------ EXCERPTED DATA
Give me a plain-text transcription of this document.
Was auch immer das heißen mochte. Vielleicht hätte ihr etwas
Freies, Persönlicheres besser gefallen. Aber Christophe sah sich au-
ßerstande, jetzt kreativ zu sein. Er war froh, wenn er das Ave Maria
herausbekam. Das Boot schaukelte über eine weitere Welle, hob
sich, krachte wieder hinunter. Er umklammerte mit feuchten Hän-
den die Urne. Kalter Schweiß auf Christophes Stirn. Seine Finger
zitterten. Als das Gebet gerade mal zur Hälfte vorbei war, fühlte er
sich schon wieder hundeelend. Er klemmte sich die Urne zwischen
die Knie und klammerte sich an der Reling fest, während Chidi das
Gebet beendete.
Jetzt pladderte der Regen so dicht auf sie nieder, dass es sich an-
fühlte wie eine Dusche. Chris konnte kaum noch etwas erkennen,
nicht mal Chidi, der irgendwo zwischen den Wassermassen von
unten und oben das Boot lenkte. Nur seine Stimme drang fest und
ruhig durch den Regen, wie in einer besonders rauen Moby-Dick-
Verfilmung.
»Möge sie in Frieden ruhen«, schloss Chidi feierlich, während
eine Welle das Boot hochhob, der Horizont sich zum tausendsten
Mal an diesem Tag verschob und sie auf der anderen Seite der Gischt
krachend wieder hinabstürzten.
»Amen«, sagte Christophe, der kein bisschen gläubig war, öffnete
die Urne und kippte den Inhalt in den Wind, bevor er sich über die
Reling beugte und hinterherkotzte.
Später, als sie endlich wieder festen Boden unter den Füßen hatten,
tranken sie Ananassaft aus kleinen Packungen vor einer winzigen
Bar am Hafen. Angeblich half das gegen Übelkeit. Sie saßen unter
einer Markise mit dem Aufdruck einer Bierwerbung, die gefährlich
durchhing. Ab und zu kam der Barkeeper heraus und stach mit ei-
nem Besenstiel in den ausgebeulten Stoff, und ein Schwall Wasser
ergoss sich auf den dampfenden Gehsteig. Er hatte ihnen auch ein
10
------------
* **PROBLEM STATEMENT**: Extract all lines as given.

* **SOLUTION**:
Give me a plain-text transcription of this document.
Was auch immer das heißen mochte. Vielleicht hätte ihr etwas
Freies, Persönlicheres besser gefallen. Aber Christophe sah sich au-
ßerstande, jetzt kreativ zu sein. Er war froh, wenn er das Ave Maria
herausbekam. Das Boot schaukelte über eine weitere Welle, hob
sich, krachte wieder hinunter. Er umklammerte mit feuchten Hän-
den die Urne. Kalter Schweiß auf Christophes Stirn. Seine Finger
zitterten. Als das Gebet gerade mal zur Hälfte vorbei war, fühlte er
sich schon wieder hundeelend. Er klemmte sich die Urne zwischen
die Knie und klammerte sich an der Reling fest, während Chidi das
Gebet beendete.
Jetzt pladderte der Regen so dicht auf sie nieder, dass es sich an-
fühlte wie eine Dusche. Chris konnte kaum noch etwas erkennen,
nicht mal Chidi, der irgendwo zwischen den Wassermassen von
unten und oben das Boot lenkte. Nur seine Stimme drang fest und
ruhig durch den Regen, wie in einer besonders rauen Moby-Dick-
Verfilmung.
»Möge sie in Frieden ruhen«, schloss Chidi feierlich, während
eine Welle das Boot hochhob, der Horizont sich zum tausendsten
Mal an diesem Tag verschob und sie auf der anderen Seite der Gischt
krachend wieder hinabstürzten.
»Amen«, sagte Christophe, der kein bisschen gläubig war, öffnete
die Urne und kippte den Inhalt in den Wind, bevor er sich über die
Reling beugte und hinterherkotzte.
Später, als sie endlich wieder festen Boden unter den Füßen hatten,
tranken sie Ananassaft aus kleinen Packungen vor einer winzigen
Bar am Hafen. Angeblich half das gegen Übelkeit. Sie saßen unter
einer Markise mit dem Aufdruck einer Bierwerbung, die gefährlich
durchhing. Ab und zu kam der Barkeeper heraus und stach mit ei-
nem Besenstiel in den ausgebeulten Stoff, und ein Schwall Wasser
ergoss sich auf den dampfenden Gehsteig. Er hatte ihnen auch ein
10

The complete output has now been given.